**Direction:** Repeat the records below exactly.

**Listed entries:**
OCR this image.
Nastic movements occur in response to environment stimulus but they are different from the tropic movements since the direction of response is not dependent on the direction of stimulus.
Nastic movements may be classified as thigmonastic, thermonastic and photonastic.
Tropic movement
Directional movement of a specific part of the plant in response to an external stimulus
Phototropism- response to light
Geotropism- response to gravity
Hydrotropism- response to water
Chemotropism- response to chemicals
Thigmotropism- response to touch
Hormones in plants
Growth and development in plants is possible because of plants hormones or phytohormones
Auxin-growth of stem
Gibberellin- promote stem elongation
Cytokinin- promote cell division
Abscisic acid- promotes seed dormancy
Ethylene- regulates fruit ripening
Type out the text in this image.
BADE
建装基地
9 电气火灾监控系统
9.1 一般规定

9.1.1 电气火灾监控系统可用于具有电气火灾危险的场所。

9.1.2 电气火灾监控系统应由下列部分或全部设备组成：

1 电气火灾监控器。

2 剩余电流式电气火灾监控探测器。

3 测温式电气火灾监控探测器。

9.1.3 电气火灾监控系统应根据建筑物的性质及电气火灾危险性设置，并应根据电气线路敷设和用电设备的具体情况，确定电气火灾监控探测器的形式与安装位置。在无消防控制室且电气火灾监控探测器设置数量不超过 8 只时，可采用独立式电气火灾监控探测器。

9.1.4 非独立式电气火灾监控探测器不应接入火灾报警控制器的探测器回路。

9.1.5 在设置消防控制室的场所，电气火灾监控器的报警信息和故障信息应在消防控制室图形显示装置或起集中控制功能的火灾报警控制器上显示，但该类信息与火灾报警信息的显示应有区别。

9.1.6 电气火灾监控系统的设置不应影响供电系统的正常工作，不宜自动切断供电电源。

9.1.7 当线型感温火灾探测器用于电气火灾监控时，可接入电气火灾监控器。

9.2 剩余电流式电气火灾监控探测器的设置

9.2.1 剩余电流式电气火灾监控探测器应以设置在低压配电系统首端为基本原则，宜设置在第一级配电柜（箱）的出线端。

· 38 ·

**Completed task:**
OCR this image.
Nastic movements occur in response to environment stimulus but they are different from the tropic movements since the direction of response is not dependent on the direction of stimulus.
Nastic movements may be classified as thigmonastic, thermonastic and photonastic.
Tropic movement
Directional movement of a specific part of the plant in response to an external stimulus
Phototropism- response to light
Geotropism- response to gravity
Hydrotropism- response to water
Chemotropism- response to chemicals
Thigmotropism- response to touch
Hormones in plants
Growth and development in plants is possible because of plants hormones or phytohormones
Auxin-growth of stem
Gibberellin- promote stem elongation
Cytokinin- promote cell division
Abscisic acid- promotes seed dormancy
Ethylene- regulates fruit ripening
Type out the text in this image.
BADE
建装基地
9 电气火灾监控系统
9.1 一般规定

9.1.1 电气火灾监控系统可用于具有电气火灾危险的场所。

9.1.2 电气火灾监控系统应由下列部分或全部设备组成：

1 电气火灾监控器。

2 剩余电流式电气火灾监控探测器。

3 测温式电气火灾监控探测器。

9.1.3 电气火灾监控系统应根据建筑物的性质及电气火灾危险性设置，并应根据电气线路敷设和用电设备的具体情况，确定电气火灾监控探测器的形式与安装位置。在无消防控制室且电气火灾监控探测器设置数量不超过 8 只时，可采用独立式电气火灾监控探测器。

9.1.4 非独立式电气火灾监控探测器不应接入火灾报警控制器的探测器回路。

9.1.5 在设置消防控制室的场所，电气火灾监控器的报警信息和故障信息应在消防控制室图形显示装置或起集中控制功能的火灾报警控制器上显示，但该类信息与火灾报警信息的显示应有区别。

9.1.6 电气火灾监控系统的设置不应影响供电系统的正常工作，不宜自动切断供电电源。

9.1.7 当线型感温火灾探测器用于电气火灾监控时，可接入电气火灾监控器。

9.2 剩余电流式电气火灾监控探测器的设置

9.2.1 剩余电流式电气火灾监控探测器应以设置在低压配电系统首端为基本原则，宜设置在第一级配电柜（箱）的出线端。

· 38 ·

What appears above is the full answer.